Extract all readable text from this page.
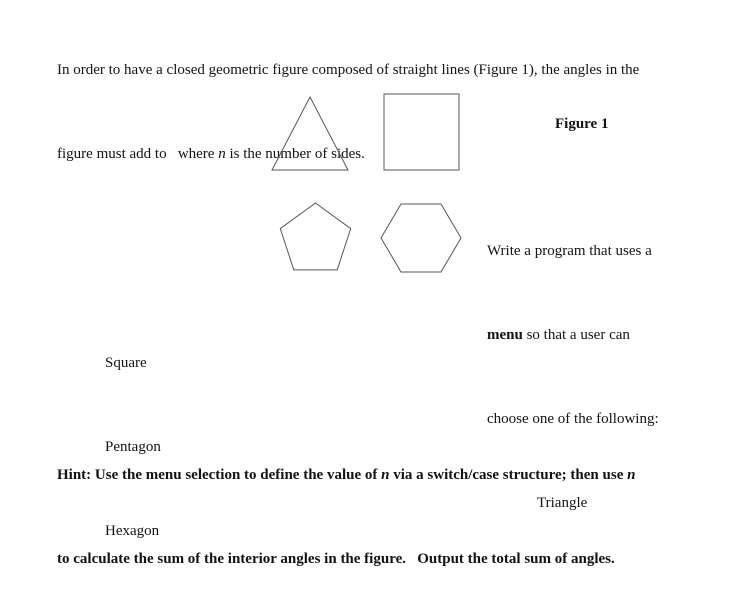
In order to have a closed geometric figure composed of straight lines (Figure 1), the angles in the

figure must add to   where n is the number of sides.

Figure 1

Write a program that uses a

menu so that a user can

choose one of the following:

Triangle

Square

Pentagon

Hexagon

Hint: Use the menu selection to define the value of n via a switch/case structure; then use n

to calculate the sum of the interior angles in the figure.   Output the total sum of angles.
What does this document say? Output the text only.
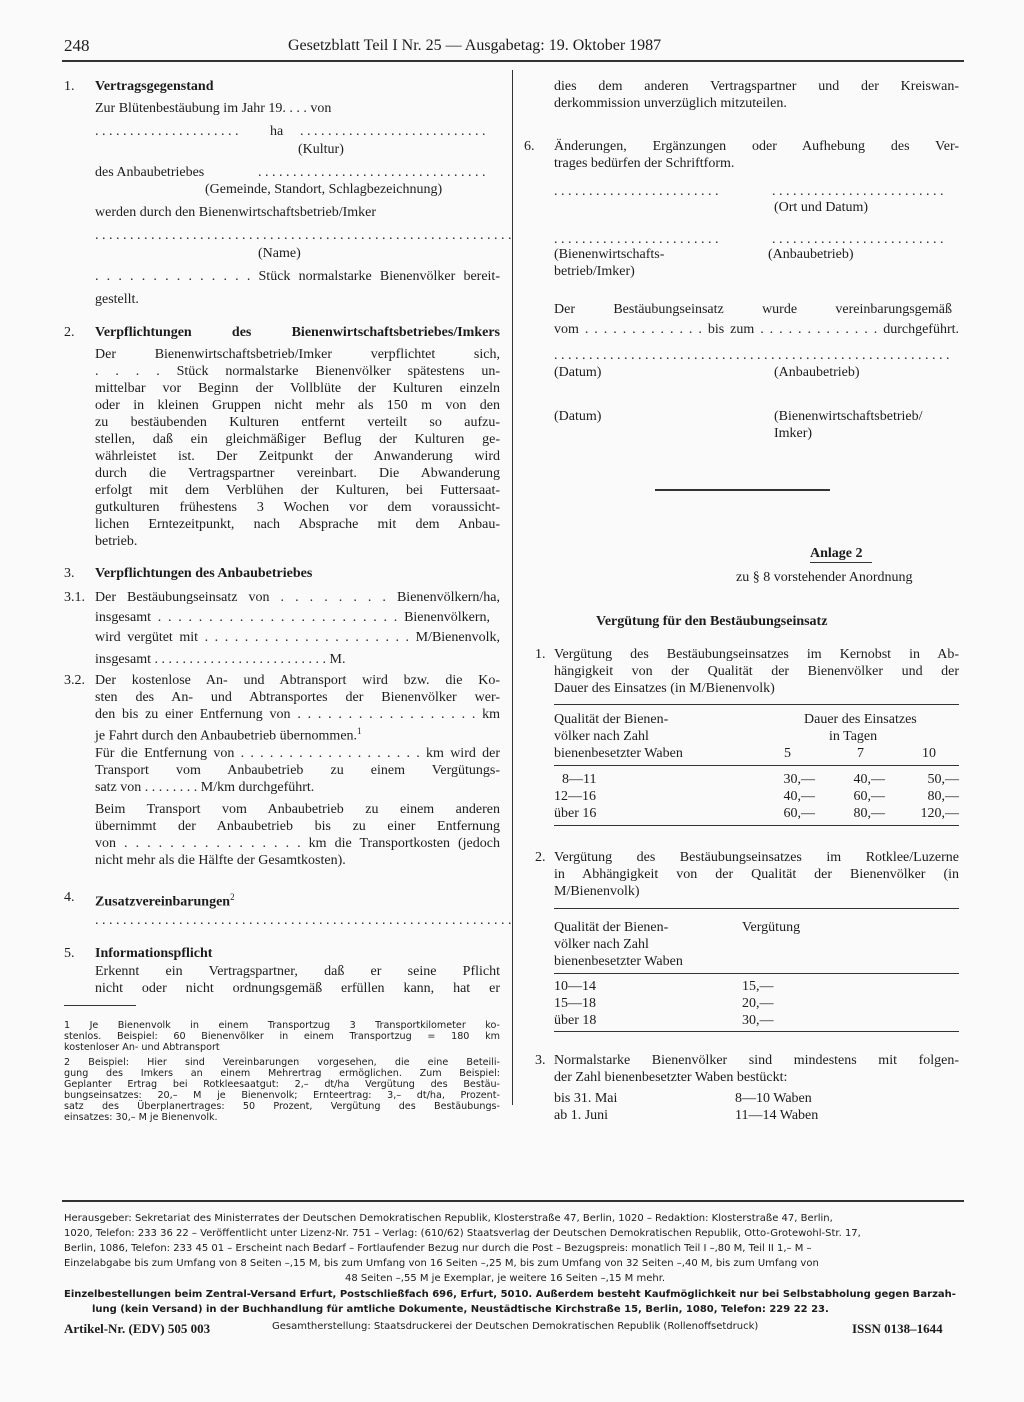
248	Gesetzblatt Teil I Nr. 25 — Ausgabetag: 19. Oktober 1987
1. Vertragsgegenstand
Zur Blütenbestäubung im Jahr 19. . . . von
. . . . . . . . . . . . . . . . . . . . . ha . . . . . . . . . . . . . . . . . . . . . . . . . . .
(Kultur)
des Anbaubetriebes	. . . . . . . . . . . . . . . . . . . . . . . . . . . . . . . . .
(Gemeinde, Standort, Schlagbezeichnung)
werden durch den Bienenwirtschaftsbetrieb/Imker
. . . . . . . . . . . . . . . . . . . . . . . . . . . . . . . . . . . . . . . . . . . . . . . . . . . . . . . . . . . .
(Name)
. . . . . . . . . . . . . . Stück normalstarke Bienenvölker bereit-
gestellt.
2. Verpflichtungen des Bienenwirtschaftsbetriebes/Imkers
Der Bienenwirtschaftsbetrieb/Imker verpflichtet sich,
. . . . Stück normalstarke Bienenvölker spätestens un-
mittelbar vor Beginn der Vollblüte der Kulturen einzeln
oder in kleinen Gruppen nicht mehr als 150 m von den
zu bestäubenden Kulturen entfernt verteilt so aufzu-
stellen, daß ein gleichmäßiger Beflug der Kulturen ge-
währleistet ist. Der Zeitpunkt der Anwanderung wird
durch die Vertragspartner vereinbart. Die Abwanderung
erfolgt mit dem Verblühen der Kulturen, bei Futtersaat-
gutkulturen frühestens 3 Wochen vor dem voraussicht-
lichen Erntezeitpunkt, nach Absprache mit dem Anbau-
betrieb.
3. Verpflichtungen des Anbaubetriebes
3.1. Der Bestäubungseinsatz von . . . . . . . . Bienenvölkern/ha,
insgesamt . . . . . . . . . . . . . . . . . . . . . . . . Bienenvölkern,
wird vergütet mit . . . . . . . . . . . . . . . . . . . . . M/Bienenvolk,
insgesamt . . . . . . . . . . . . . . . . . . . . . . . . . M.
3.2. Der kostenlose An- und Abtransport wird bzw. die Ko-
sten des An- und Abtransportes der Bienenvölker wer-
den bis zu einer Entfernung von . . . . . . . . . . . . . . . . . . km
je Fahrt durch den Anbaubetrieb übernommen.$^1$
Für die Entfernung von . . . . . . . . . . . . . . . . . . . km wird der
Transport vom Anbaubetrieb zu einem Vergütungs-
satz von . . . . . . . . M/km durchgeführt.
Beim Transport vom Anbaubetrieb zu einem anderen
übernimmt der Anbaubetrieb bis zu einer Entfernung
von . . . . . . . . . . . . . . . . km die Transportkosten (jedoch
nicht mehr als die Hälfte der Gesamtkosten).
4. Zusatzvereinbarungen$^2$
. . . . . . . . . . . . . . . . . . . . . . . . . . . . . . . . . . . . . . . . . . . . . . . . . . . . . . . . . . . .
5. Informationspflicht
Erkennt ein Vertragspartner, daß er seine Pflicht
nicht oder nicht ordnungsgemäß erfüllen kann, hat er
1 Je Bienenvolk in einem Transportzug 3 Transportkilometer ko-
stenlos. Beispiel: 60 Bienenvölker in einem Transportzug = 180 km
kostenloser An- und Abtransport
2 Beispiel: Hier sind Vereinbarungen vorgesehen, die eine Beteili-
gung des Imkers an einem Mehrertrag ermöglichen. Zum Beispiel:
Geplanter Ertrag bei Rotkleesaatgut: 2,– dt/ha Vergütung des Bestäu-
bungseinsatzes: 20,– M je Bienenvolk; Ernteertrag: 3,– dt/ha, Prozent-
satz des Überplanertrages: 50 Prozent, Vergütung des Bestäubungs-
einsatzes: 30,– M je Bienenvolk.
dies dem anderen Vertragspartner und der Kreiswan-
derkommission unverzüglich mitzuteilen.
6. Änderungen, Ergänzungen oder Aufhebung des Ver-
trages bedürfen der Schriftform.
. . . . . . . . . . . . . . . . . . . . . . . .	. . . . . . . . . . . . . . . . . . . . . . . . .
(Ort und Datum)
. . . . . . . . . . . . . . . . . . . . . . . .	. . . . . . . . . . . . . . . . . . . . . . . . .
(Bienenwirtschafts-
betrieb/Imker)
(Anbaubetrieb)
Der Bestäubungseinsatz wurde vereinbarungsgemäß
vom . . . . . . . . . . . . . bis zum . . . . . . . . . . . . . durchgeführt.
. . . . . . . . . . . . . . . . . . . . . . . . . . . . . . . . . . . . . . . . . . . . . . . . . . . . . . . . .
(Datum)	(Anbaubetrieb)
(Datum)	(Bienenwirtschaftsbetrieb/
Imker)
Anlage 2
zu § 8 vorstehender Anordnung
Vergütung für den Bestäubungseinsatz
1. Vergütung des Bestäubungseinsatzes im Kernobst in Ab-
hängigkeit von der Qualität der Bienenvölker und der
Dauer des Einsatzes (in M/Bienenvolk)
Qualität der Bienen-
völker nach Zahl
bienenbesetzter Waben
Dauer des Einsatzes
in Tagen
5	7	10
8—11	30,—	40,—	50,—
12—16	40,—	60,—	80,—
über 16	60,—	80,—	120,—
2. Vergütung des Bestäubungseinsatzes im Rotklee/Luzerne
in Abhängigkeit von der Qualität der Bienenvölker (in
M/Bienenvolk)
Qualität der Bienen-
völker nach Zahl
bienenbesetzter Waben
Vergütung
10—14	15,—
15—18	20,—
über 18	30,—
3. Normalstarke Bienenvölker sind mindestens mit folgen-
der Zahl bienenbesetzter Waben bestückt:
bis 31. Mai	8—10 Waben
ab 1. Juni	11—14 Waben
Herausgeber: Sekretariat des Ministerrates der Deutschen Demokratischen Republik, Klosterstraße 47, Berlin, 1020 – Redaktion: Klosterstraße 47, Berlin,
1020, Telefon: 233 36 22 – Veröffentlicht unter Lizenz-Nr. 751 – Verlag: (610/62) Staatsverlag der Deutschen Demokratischen Republik, Otto-Grotewohl-Str. 17,
Berlin, 1086, Telefon: 233 45 01 – Erscheint nach Bedarf – Fortlaufender Bezug nur durch die Post – Bezugspreis: monatlich Teil I –,80 M, Teil II 1,– M –
Einzelabgabe bis zum Umfang von 8 Seiten –,15 M, bis zum Umfang von 16 Seiten –,25 M, bis zum Umfang von 32 Seiten –,40 M, bis zum Umfang von
48 Seiten –,55 M je Exemplar, je weitere 16 Seiten –,15 M mehr.
Einzelbestellungen beim Zentral-Versand Erfurt, Postschließfach 696, Erfurt, 5010. Außerdem besteht Kaufmöglichkeit nur bei Selbstabholung gegen Barzah-
lung (kein Versand) in der Buchhandlung für amtliche Dokumente, Neustädtische Kirchstraße 15, Berlin, 1080, Telefon: 229 22 23.
Artikel-Nr. (EDV) 505 003	Gesamtherstellung: Staatsdruckerei der Deutschen Demokratischen Republik (Rollenoffsetdruck)	ISSN 0138–1644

------------

» **The problem**: Leave out the pictures and copy everything else in the records word for word.

» **Task result**:
Extract all readable text from this page.
In order to have a closed geometric figure composed of straight lines (Figure 1), the angles in the

figure must add to   where n is the number of sides.

Figure 1

Write a program that uses a

menu so that a user can

choose one of the following:

Triangle

Square

Pentagon

Hexagon

Hint: Use the menu selection to define the value of n via a switch/case structure; then use n

to calculate the sum of the interior angles in the figure.   Output the total sum of angles.
What does this document say? Output the text only.
248	Gesetzblatt Teil I Nr. 25 — Ausgabetag: 19. Oktober 1987
1. Vertragsgegenstand
Zur Blütenbestäubung im Jahr 19. . . . von
. . . . . . . . . . . . . . . . . . . . . ha . . . . . . . . . . . . . . . . . . . . . . . . . . .
(Kultur)
des Anbaubetriebes	. . . . . . . . . . . . . . . . . . . . . . . . . . . . . . . . .
(Gemeinde, Standort, Schlagbezeichnung)
werden durch den Bienenwirtschaftsbetrieb/Imker
. . . . . . . . . . . . . . . . . . . . . . . . . . . . . . . . . . . . . . . . . . . . . . . . . . . . . . . . . . . .
(Name)
. . . . . . . . . . . . . . Stück normalstarke Bienenvölker bereit-
gestellt.
2. Verpflichtungen des Bienenwirtschaftsbetriebes/Imkers
Der Bienenwirtschaftsbetrieb/Imker verpflichtet sich,
. . . . Stück normalstarke Bienenvölker spätestens un-
mittelbar vor Beginn der Vollblüte der Kulturen einzeln
oder in kleinen Gruppen nicht mehr als 150 m von den
zu bestäubenden Kulturen entfernt verteilt so aufzu-
stellen, daß ein gleichmäßiger Beflug der Kulturen ge-
währleistet ist. Der Zeitpunkt der Anwanderung wird
durch die Vertragspartner vereinbart. Die Abwanderung
erfolgt mit dem Verblühen der Kulturen, bei Futtersaat-
gutkulturen frühestens 3 Wochen vor dem voraussicht-
lichen Erntezeitpunkt, nach Absprache mit dem Anbau-
betrieb.
3. Verpflichtungen des Anbaubetriebes
3.1. Der Bestäubungseinsatz von . . . . . . . . Bienenvölkern/ha,
insgesamt . . . . . . . . . . . . . . . . . . . . . . . . Bienenvölkern,
wird vergütet mit . . . . . . . . . . . . . . . . . . . . . M/Bienenvolk,
insgesamt . . . . . . . . . . . . . . . . . . . . . . . . . M.
3.2. Der kostenlose An- und Abtransport wird bzw. die Ko-
sten des An- und Abtransportes der Bienenvölker wer-
den bis zu einer Entfernung von . . . . . . . . . . . . . . . . . . km
je Fahrt durch den Anbaubetrieb übernommen.$^1$
Für die Entfernung von . . . . . . . . . . . . . . . . . . . km wird der
Transport vom Anbaubetrieb zu einem Vergütungs-
satz von . . . . . . . . M/km durchgeführt.
Beim Transport vom Anbaubetrieb zu einem anderen
übernimmt der Anbaubetrieb bis zu einer Entfernung
von . . . . . . . . . . . . . . . . km die Transportkosten (jedoch
nicht mehr als die Hälfte der Gesamtkosten).
4. Zusatzvereinbarungen$^2$
. . . . . . . . . . . . . . . . . . . . . . . . . . . . . . . . . . . . . . . . . . . . . . . . . . . . . . . . . . . .
5. Informationspflicht
Erkennt ein Vertragspartner, daß er seine Pflicht
nicht oder nicht ordnungsgemäß erfüllen kann, hat er
1 Je Bienenvolk in einem Transportzug 3 Transportkilometer ko-
stenlos. Beispiel: 60 Bienenvölker in einem Transportzug = 180 km
kostenloser An- und Abtransport
2 Beispiel: Hier sind Vereinbarungen vorgesehen, die eine Beteili-
gung des Imkers an einem Mehrertrag ermöglichen. Zum Beispiel:
Geplanter Ertrag bei Rotkleesaatgut: 2,– dt/ha Vergütung des Bestäu-
bungseinsatzes: 20,– M je Bienenvolk; Ernteertrag: 3,– dt/ha, Prozent-
satz des Überplanertrages: 50 Prozent, Vergütung des Bestäubungs-
einsatzes: 30,– M je Bienenvolk.
dies dem anderen Vertragspartner und der Kreiswan-
derkommission unverzüglich mitzuteilen.
6. Änderungen, Ergänzungen oder Aufhebung des Ver-
trages bedürfen der Schriftform.
. . . . . . . . . . . . . . . . . . . . . . . .	. . . . . . . . . . . . . . . . . . . . . . . . .
(Ort und Datum)
. . . . . . . . . . . . . . . . . . . . . . . .	. . . . . . . . . . . . . . . . . . . . . . . . .
(Bienenwirtschafts-
betrieb/Imker)
(Anbaubetrieb)
Der Bestäubungseinsatz wurde vereinbarungsgemäß
vom . . . . . . . . . . . . . bis zum . . . . . . . . . . . . . durchgeführt.
. . . . . . . . . . . . . . . . . . . . . . . . . . . . . . . . . . . . . . . . . . . . . . . . . . . . . . . . .
(Datum)	(Anbaubetrieb)
(Datum)	(Bienenwirtschaftsbetrieb/
Imker)
Anlage 2
zu § 8 vorstehender Anordnung
Vergütung für den Bestäubungseinsatz
1. Vergütung des Bestäubungseinsatzes im Kernobst in Ab-
hängigkeit von der Qualität der Bienenvölker und der
Dauer des Einsatzes (in M/Bienenvolk)
Qualität der Bienen-
völker nach Zahl
bienenbesetzter Waben
Dauer des Einsatzes
in Tagen
5	7	10
8—11	30,—	40,—	50,—
12—16	40,—	60,—	80,—
über 16	60,—	80,—	120,—
2. Vergütung des Bestäubungseinsatzes im Rotklee/Luzerne
in Abhängigkeit von der Qualität der Bienenvölker (in
M/Bienenvolk)
Qualität der Bienen-
völker nach Zahl
bienenbesetzter Waben
Vergütung
10—14	15,—
15—18	20,—
über 18	30,—
3. Normalstarke Bienenvölker sind mindestens mit folgen-
der Zahl bienenbesetzter Waben bestückt:
bis 31. Mai	8—10 Waben
ab 1. Juni	11—14 Waben
Herausgeber: Sekretariat des Ministerrates der Deutschen Demokratischen Republik, Klosterstraße 47, Berlin, 1020 – Redaktion: Klosterstraße 47, Berlin,
1020, Telefon: 233 36 22 – Veröffentlicht unter Lizenz-Nr. 751 – Verlag: (610/62) Staatsverlag der Deutschen Demokratischen Republik, Otto-Grotewohl-Str. 17,
Berlin, 1086, Telefon: 233 45 01 – Erscheint nach Bedarf – Fortlaufender Bezug nur durch die Post – Bezugspreis: monatlich Teil I –,80 M, Teil II 1,– M –
Einzelabgabe bis zum Umfang von 8 Seiten –,15 M, bis zum Umfang von 16 Seiten –,25 M, bis zum Umfang von 32 Seiten –,40 M, bis zum Umfang von
48 Seiten –,55 M je Exemplar, je weitere 16 Seiten –,15 M mehr.
Einzelbestellungen beim Zentral-Versand Erfurt, Postschließfach 696, Erfurt, 5010. Außerdem besteht Kaufmöglichkeit nur bei Selbstabholung gegen Barzah-
lung (kein Versand) in der Buchhandlung für amtliche Dokumente, Neustädtische Kirchstraße 15, Berlin, 1080, Telefon: 229 22 23.
Artikel-Nr. (EDV) 505 003	Gesamtherstellung: Staatsdruckerei der Deutschen Demokratischen Republik (Rollenoffsetdruck)	ISSN 0138–1644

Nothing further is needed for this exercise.